Figure collection entries

** start **

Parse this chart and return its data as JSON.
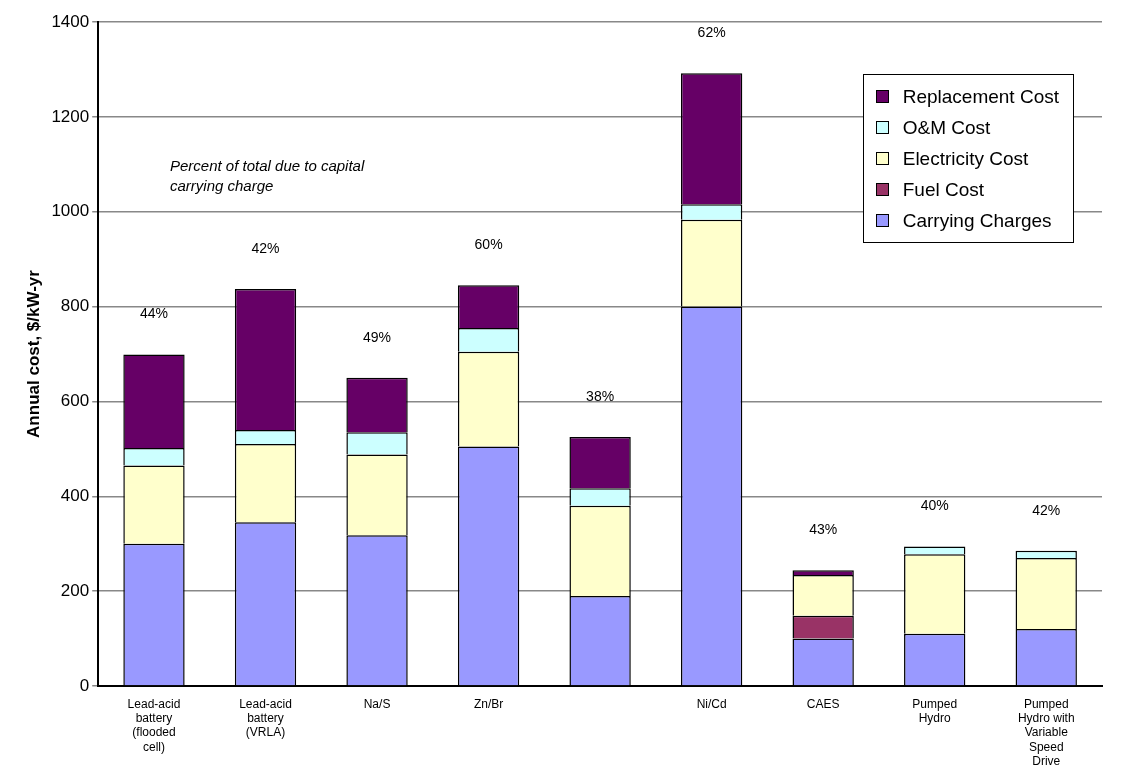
{
  "chart_data": {
    "type": "bar",
    "stacked": true,
    "ylabel": "Annual cost, $/kW-yr",
    "categories": [
      "Lead-acid battery (flooded cell)",
      "Lead-acid battery (VRLA)",
      "Na/S",
      "Zn/Br",
      null,
      "Ni/Cd",
      "CAES",
      "Pumped Hydro",
      "Pumped Hydro with Variable Speed Drive"
    ],
    "series": [
      {
        "name": "Carrying Charges",
        "color": "#9999ff",
        "values": [
          300,
          345,
          318,
          505,
          190,
          800,
          100,
          110,
          120
        ]
      },
      {
        "name": "Fuel Cost",
        "color": "#993366",
        "values": [
          0,
          0,
          0,
          0,
          0,
          0,
          48,
          0,
          0
        ]
      },
      {
        "name": "Electricity Cost",
        "color": "#ffffcc",
        "values": [
          165,
          165,
          170,
          200,
          190,
          183,
          86,
          168,
          150
        ]
      },
      {
        "name": "O&M Cost",
        "color": "#ccffff",
        "values": [
          37,
          30,
          47,
          50,
          37,
          33,
          0,
          16,
          15
        ]
      },
      {
        "name": "Replacement Cost",
        "color": "#660066",
        "values": [
          197,
          297,
          115,
          90,
          108,
          276,
          10,
          0,
          0
        ]
      }
    ],
    "ylim": [
      0,
      1400
    ],
    "yticks": [
      0,
      200,
      400,
      600,
      800,
      1000,
      1200,
      1400
    ],
    "grid": "y",
    "legend": "top right",
    "annotations": [
      "Percent of total due to capital carrying charge",
      "44%",
      "42%",
      "49%",
      "60%",
      "38%",
      "62%",
      "43%",
      "40%",
      "42%"
    ]
  }
}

** end **

Write out each line again precisely as it appears, skipping every picture.

Parse this chart and return its data as JSON.
{
  "chart_data": {
    "type": "bar",
    "stacked": true,
    "ylabel": "Annual cost, $/kW-yr",
    "categories": [
      "Lead-acid battery (flooded cell)",
      "Lead-acid battery (VRLA)",
      "Na/S",
      "Zn/Br",
      null,
      "Ni/Cd",
      "CAES",
      "Pumped Hydro",
      "Pumped Hydro with Variable Speed Drive"
    ],
    "series": [
      {
        "name": "Carrying Charges",
        "color": "#9999ff",
        "values": [
          300,
          345,
          318,
          505,
          190,
          800,
          100,
          110,
          120
        ]
      },
      {
        "name": "Fuel Cost",
        "color": "#993366",
        "values": [
          0,
          0,
          0,
          0,
          0,
          0,
          48,
          0,
          0
        ]
      },
      {
        "name": "Electricity Cost",
        "color": "#ffffcc",
        "values": [
          165,
          165,
          170,
          200,
          190,
          183,
          86,
          168,
          150
        ]
      },
      {
        "name": "O&M Cost",
        "color": "#ccffff",
        "values": [
          37,
          30,
          47,
          50,
          37,
          33,
          0,
          16,
          15
        ]
      },
      {
        "name": "Replacement Cost",
        "color": "#660066",
        "values": [
          197,
          297,
          115,
          90,
          108,
          276,
          10,
          0,
          0
        ]
      }
    ],
    "ylim": [
      0,
      1400
    ],
    "yticks": [
      0,
      200,
      400,
      600,
      800,
      1000,
      1200,
      1400
    ],
    "grid": "y",
    "legend": "top right",
    "annotations": [
      "Percent of total due to capital carrying charge",
      "44%",
      "42%",
      "49%",
      "60%",
      "38%",
      "62%",
      "43%",
      "40%",
      "42%"
    ]
  }
}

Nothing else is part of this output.